▶ **What you are asked to do**
Go through the listing and set it down exactly, leaving out its pictures.

▶ **Material for this exercise**
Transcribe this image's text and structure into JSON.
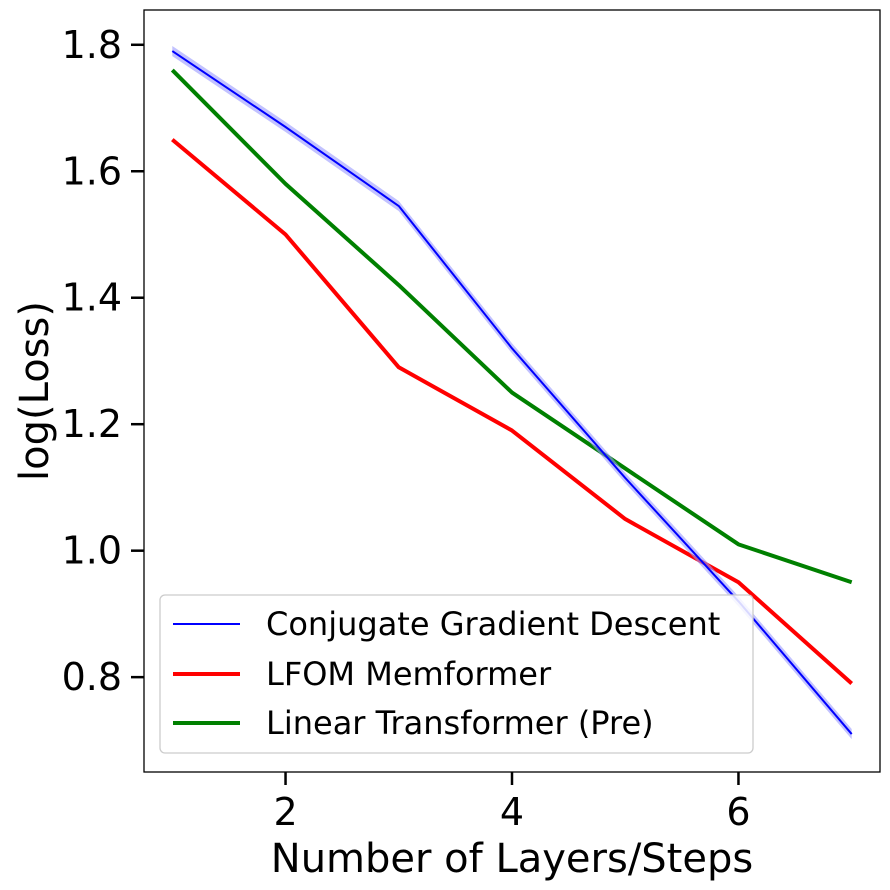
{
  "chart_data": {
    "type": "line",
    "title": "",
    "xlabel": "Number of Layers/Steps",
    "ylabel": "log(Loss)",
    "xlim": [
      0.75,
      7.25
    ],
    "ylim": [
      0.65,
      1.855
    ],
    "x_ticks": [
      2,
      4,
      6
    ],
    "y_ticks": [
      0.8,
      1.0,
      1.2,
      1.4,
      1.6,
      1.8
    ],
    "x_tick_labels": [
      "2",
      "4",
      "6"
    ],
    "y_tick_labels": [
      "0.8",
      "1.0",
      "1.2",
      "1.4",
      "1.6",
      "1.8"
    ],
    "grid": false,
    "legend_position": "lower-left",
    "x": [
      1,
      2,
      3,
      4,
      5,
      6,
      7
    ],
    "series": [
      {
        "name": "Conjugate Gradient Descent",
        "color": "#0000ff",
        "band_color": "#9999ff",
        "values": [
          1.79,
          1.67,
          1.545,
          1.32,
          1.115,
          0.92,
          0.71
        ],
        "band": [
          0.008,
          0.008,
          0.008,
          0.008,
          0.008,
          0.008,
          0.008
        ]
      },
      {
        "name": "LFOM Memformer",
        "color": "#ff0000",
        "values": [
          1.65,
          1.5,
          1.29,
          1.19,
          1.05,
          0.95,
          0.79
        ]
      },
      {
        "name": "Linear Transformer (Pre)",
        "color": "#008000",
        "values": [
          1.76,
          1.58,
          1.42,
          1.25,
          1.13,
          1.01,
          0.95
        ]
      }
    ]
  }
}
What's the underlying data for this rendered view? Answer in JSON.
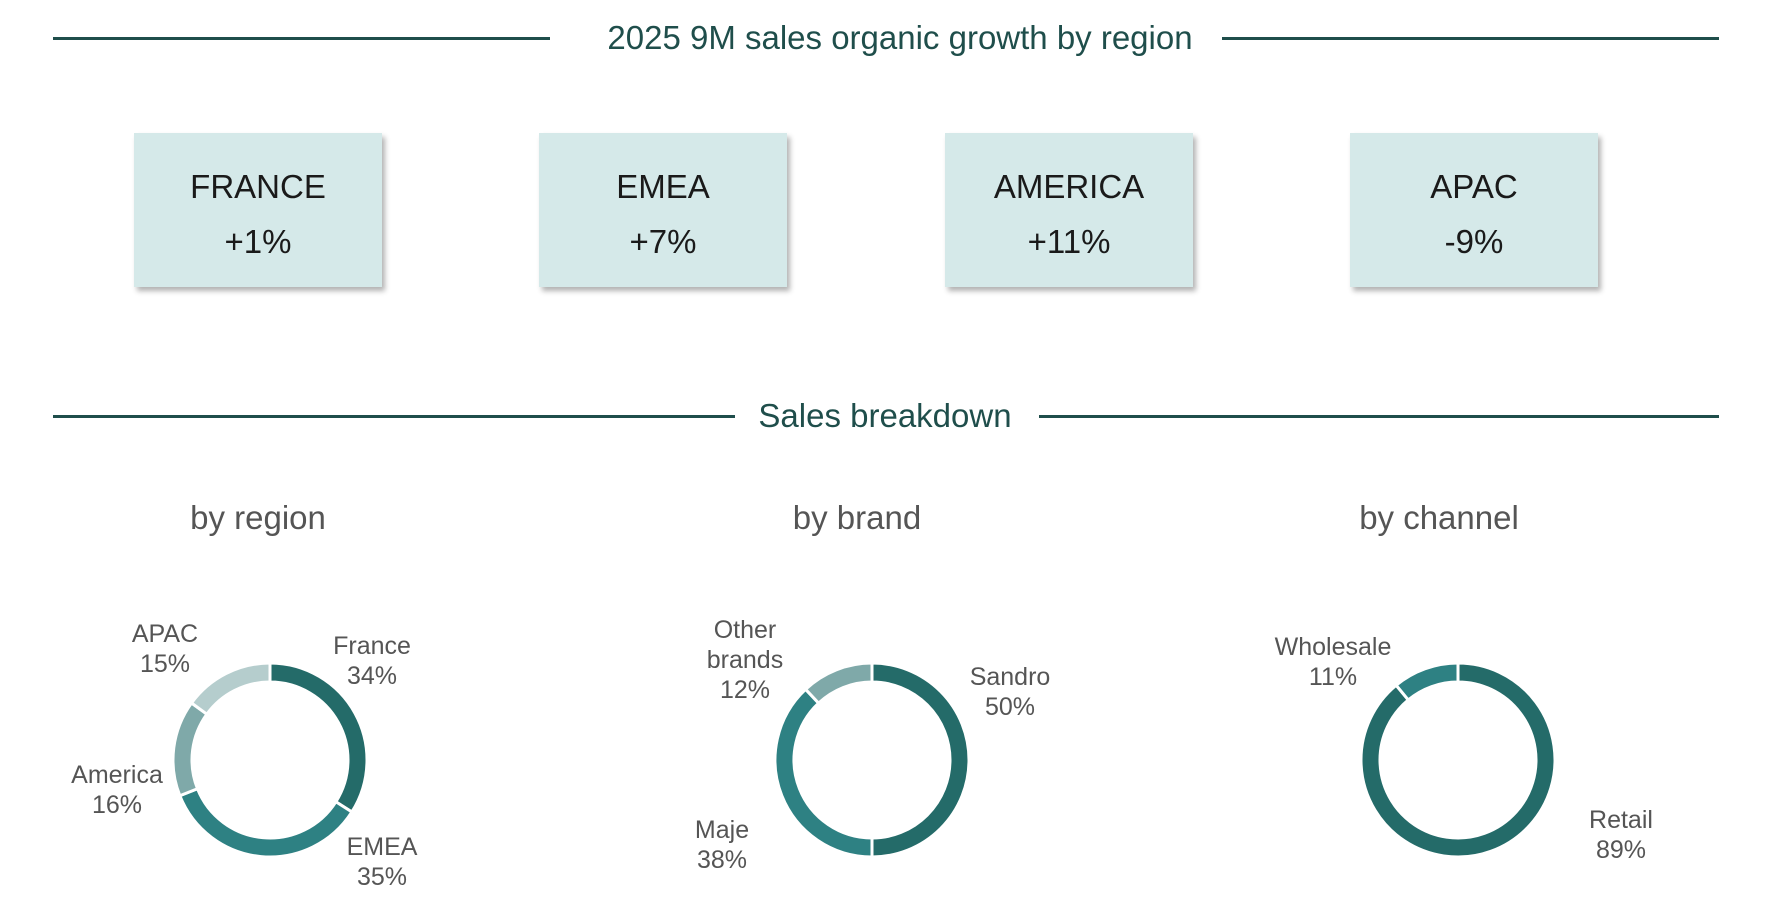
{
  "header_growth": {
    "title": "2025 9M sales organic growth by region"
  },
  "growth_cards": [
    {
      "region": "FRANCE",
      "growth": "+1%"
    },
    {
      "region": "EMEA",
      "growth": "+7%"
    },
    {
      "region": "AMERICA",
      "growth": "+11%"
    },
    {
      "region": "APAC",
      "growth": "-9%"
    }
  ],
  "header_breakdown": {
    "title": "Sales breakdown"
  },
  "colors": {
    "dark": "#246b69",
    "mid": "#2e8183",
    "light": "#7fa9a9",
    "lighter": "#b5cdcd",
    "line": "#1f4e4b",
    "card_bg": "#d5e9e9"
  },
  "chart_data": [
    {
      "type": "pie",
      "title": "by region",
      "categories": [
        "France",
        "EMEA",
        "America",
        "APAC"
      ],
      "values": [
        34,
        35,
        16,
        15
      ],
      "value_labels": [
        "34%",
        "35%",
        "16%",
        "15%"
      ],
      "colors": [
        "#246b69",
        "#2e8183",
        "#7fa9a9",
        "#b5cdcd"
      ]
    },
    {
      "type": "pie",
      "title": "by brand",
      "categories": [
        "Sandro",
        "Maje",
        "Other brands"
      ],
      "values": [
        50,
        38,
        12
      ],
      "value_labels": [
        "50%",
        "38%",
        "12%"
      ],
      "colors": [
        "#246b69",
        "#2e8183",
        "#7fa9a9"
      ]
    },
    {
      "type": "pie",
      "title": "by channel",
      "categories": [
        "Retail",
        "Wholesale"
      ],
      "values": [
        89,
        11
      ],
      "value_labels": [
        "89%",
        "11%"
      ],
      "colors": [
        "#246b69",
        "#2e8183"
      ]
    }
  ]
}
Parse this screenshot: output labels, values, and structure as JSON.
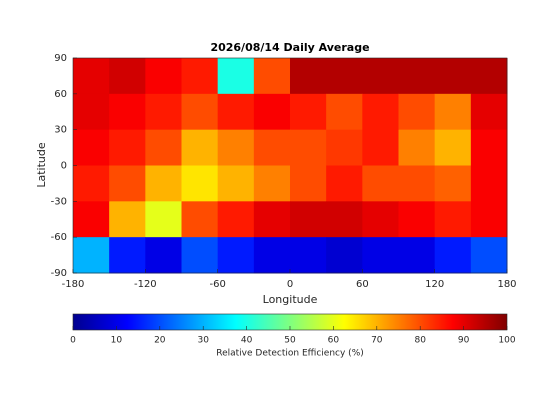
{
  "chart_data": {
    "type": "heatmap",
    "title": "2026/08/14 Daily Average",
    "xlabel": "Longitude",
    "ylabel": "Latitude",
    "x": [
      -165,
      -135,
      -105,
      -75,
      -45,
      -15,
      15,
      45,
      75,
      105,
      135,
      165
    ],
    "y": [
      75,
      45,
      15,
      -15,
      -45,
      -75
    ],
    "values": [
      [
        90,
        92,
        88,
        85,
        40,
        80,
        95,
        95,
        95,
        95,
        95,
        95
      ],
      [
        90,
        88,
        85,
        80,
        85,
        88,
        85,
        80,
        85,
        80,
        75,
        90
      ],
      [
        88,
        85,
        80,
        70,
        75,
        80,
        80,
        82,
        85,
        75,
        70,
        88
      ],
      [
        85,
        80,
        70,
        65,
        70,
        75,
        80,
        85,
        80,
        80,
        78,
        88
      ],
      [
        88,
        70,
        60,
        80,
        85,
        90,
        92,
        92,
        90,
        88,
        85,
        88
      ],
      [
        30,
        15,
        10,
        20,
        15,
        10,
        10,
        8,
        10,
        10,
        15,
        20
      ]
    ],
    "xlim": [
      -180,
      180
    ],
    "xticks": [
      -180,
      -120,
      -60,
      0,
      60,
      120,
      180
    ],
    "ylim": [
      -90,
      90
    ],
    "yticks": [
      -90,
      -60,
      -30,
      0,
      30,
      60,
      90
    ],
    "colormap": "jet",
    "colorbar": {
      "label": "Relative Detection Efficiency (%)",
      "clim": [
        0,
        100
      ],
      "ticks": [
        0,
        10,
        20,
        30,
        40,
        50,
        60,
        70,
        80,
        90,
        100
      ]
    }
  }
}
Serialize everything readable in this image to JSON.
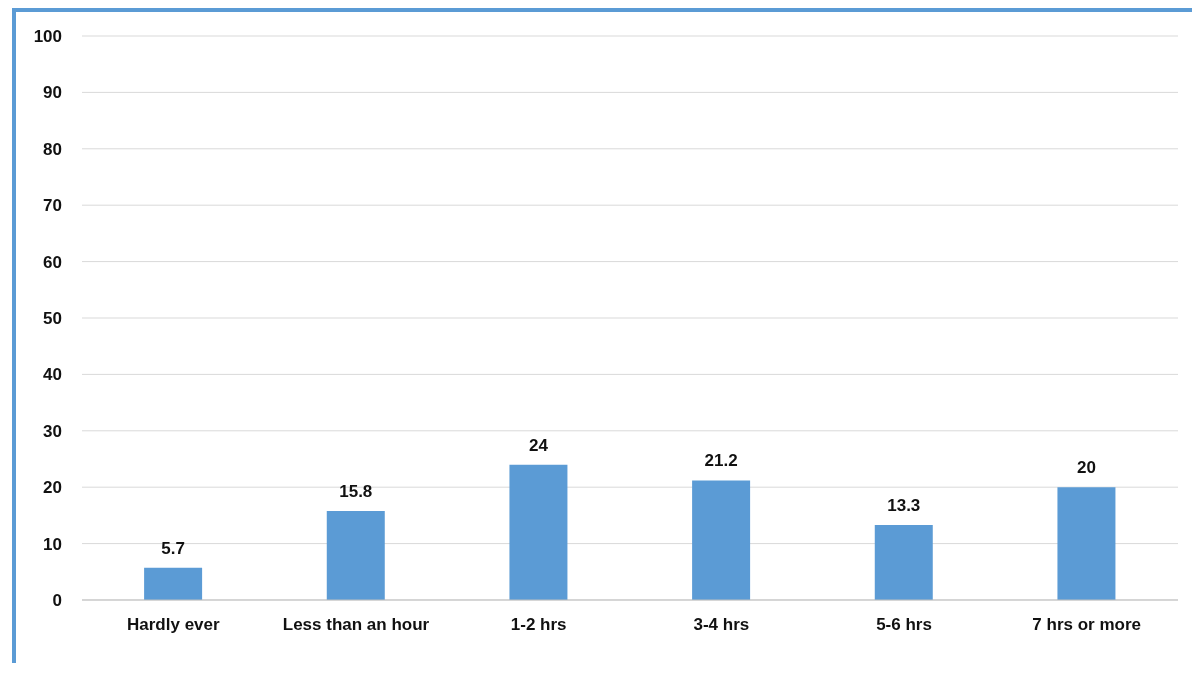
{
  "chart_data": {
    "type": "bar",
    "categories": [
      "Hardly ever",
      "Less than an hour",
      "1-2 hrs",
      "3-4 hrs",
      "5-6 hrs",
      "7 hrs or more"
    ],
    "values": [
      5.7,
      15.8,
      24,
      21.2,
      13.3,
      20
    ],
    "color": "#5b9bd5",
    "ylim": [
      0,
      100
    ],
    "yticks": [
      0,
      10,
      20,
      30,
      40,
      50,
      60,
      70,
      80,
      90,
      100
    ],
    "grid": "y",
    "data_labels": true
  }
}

▶ **Written solution**
Transcribe this image's text and structure into JSON.
{
  "chart_data": {
    "type": "line",
    "title": "",
    "xlabel": "Number of Layers/Steps",
    "ylabel": "log(Loss)",
    "xlim": [
      0.75,
      7.25
    ],
    "ylim": [
      0.65,
      1.855
    ],
    "x_ticks": [
      2,
      4,
      6
    ],
    "y_ticks": [
      0.8,
      1.0,
      1.2,
      1.4,
      1.6,
      1.8
    ],
    "x_tick_labels": [
      "2",
      "4",
      "6"
    ],
    "y_tick_labels": [
      "0.8",
      "1.0",
      "1.2",
      "1.4",
      "1.6",
      "1.8"
    ],
    "grid": false,
    "legend_position": "lower-left",
    "x": [
      1,
      2,
      3,
      4,
      5,
      6,
      7
    ],
    "series": [
      {
        "name": "Conjugate Gradient Descent",
        "color": "#0000ff",
        "band_color": "#9999ff",
        "values": [
          1.79,
          1.67,
          1.545,
          1.32,
          1.115,
          0.92,
          0.71
        ],
        "band": [
          0.008,
          0.008,
          0.008,
          0.008,
          0.008,
          0.008,
          0.008
        ]
      },
      {
        "name": "LFOM Memformer",
        "color": "#ff0000",
        "values": [
          1.65,
          1.5,
          1.29,
          1.19,
          1.05,
          0.95,
          0.79
        ]
      },
      {
        "name": "Linear Transformer (Pre)",
        "color": "#008000",
        "values": [
          1.76,
          1.58,
          1.42,
          1.25,
          1.13,
          1.01,
          0.95
        ]
      }
    ]
  }
}
What's the underlying data for this rendered view? Answer in JSON.
{
  "header_growth": {
    "title": "2025 9M sales organic growth by region"
  },
  "growth_cards": [
    {
      "region": "FRANCE",
      "growth": "+1%"
    },
    {
      "region": "EMEA",
      "growth": "+7%"
    },
    {
      "region": "AMERICA",
      "growth": "+11%"
    },
    {
      "region": "APAC",
      "growth": "-9%"
    }
  ],
  "header_breakdown": {
    "title": "Sales breakdown"
  },
  "colors": {
    "dark": "#246b69",
    "mid": "#2e8183",
    "light": "#7fa9a9",
    "lighter": "#b5cdcd",
    "line": "#1f4e4b",
    "card_bg": "#d5e9e9"
  },
  "chart_data": [
    {
      "type": "pie",
      "title": "by region",
      "categories": [
        "France",
        "EMEA",
        "America",
        "APAC"
      ],
      "values": [
        34,
        35,
        16,
        15
      ],
      "value_labels": [
        "34%",
        "35%",
        "16%",
        "15%"
      ],
      "colors": [
        "#246b69",
        "#2e8183",
        "#7fa9a9",
        "#b5cdcd"
      ]
    },
    {
      "type": "pie",
      "title": "by brand",
      "categories": [
        "Sandro",
        "Maje",
        "Other brands"
      ],
      "values": [
        50,
        38,
        12
      ],
      "value_labels": [
        "50%",
        "38%",
        "12%"
      ],
      "colors": [
        "#246b69",
        "#2e8183",
        "#7fa9a9"
      ]
    },
    {
      "type": "pie",
      "title": "by channel",
      "categories": [
        "Retail",
        "Wholesale"
      ],
      "values": [
        89,
        11
      ],
      "value_labels": [
        "89%",
        "11%"
      ],
      "colors": [
        "#246b69",
        "#2e8183"
      ]
    }
  ]
}
Parse this screenshot: output labels, values, and structure as JSON.
{
  "chart_data": {
    "type": "heatmap",
    "title": "2026/08/14 Daily Average",
    "xlabel": "Longitude",
    "ylabel": "Latitude",
    "x": [
      -165,
      -135,
      -105,
      -75,
      -45,
      -15,
      15,
      45,
      75,
      105,
      135,
      165
    ],
    "y": [
      75,
      45,
      15,
      -15,
      -45,
      -75
    ],
    "values": [
      [
        90,
        92,
        88,
        85,
        40,
        80,
        95,
        95,
        95,
        95,
        95,
        95
      ],
      [
        90,
        88,
        85,
        80,
        85,
        88,
        85,
        80,
        85,
        80,
        75,
        90
      ],
      [
        88,
        85,
        80,
        70,
        75,
        80,
        80,
        82,
        85,
        75,
        70,
        88
      ],
      [
        85,
        80,
        70,
        65,
        70,
        75,
        80,
        85,
        80,
        80,
        78,
        88
      ],
      [
        88,
        70,
        60,
        80,
        85,
        90,
        92,
        92,
        90,
        88,
        85,
        88
      ],
      [
        30,
        15,
        10,
        20,
        15,
        10,
        10,
        8,
        10,
        10,
        15,
        20
      ]
    ],
    "xlim": [
      -180,
      180
    ],
    "xticks": [
      -180,
      -120,
      -60,
      0,
      60,
      120,
      180
    ],
    "ylim": [
      -90,
      90
    ],
    "yticks": [
      -90,
      -60,
      -30,
      0,
      30,
      60,
      90
    ],
    "colormap": "jet",
    "colorbar": {
      "label": "Relative Detection Efficiency (%)",
      "clim": [
        0,
        100
      ],
      "ticks": [
        0,
        10,
        20,
        30,
        40,
        50,
        60,
        70,
        80,
        90,
        100
      ]
    }
  }
}
Serialize everything readable in this image to JSON.
{
  "chart_data": {
    "type": "bar",
    "categories": [
      "Hardly ever",
      "Less than an hour",
      "1-2 hrs",
      "3-4 hrs",
      "5-6 hrs",
      "7 hrs or more"
    ],
    "values": [
      5.7,
      15.8,
      24,
      21.2,
      13.3,
      20
    ],
    "color": "#5b9bd5",
    "ylim": [
      0,
      100
    ],
    "yticks": [
      0,
      10,
      20,
      30,
      40,
      50,
      60,
      70,
      80,
      90,
      100
    ],
    "grid": "y",
    "data_labels": true
  }
}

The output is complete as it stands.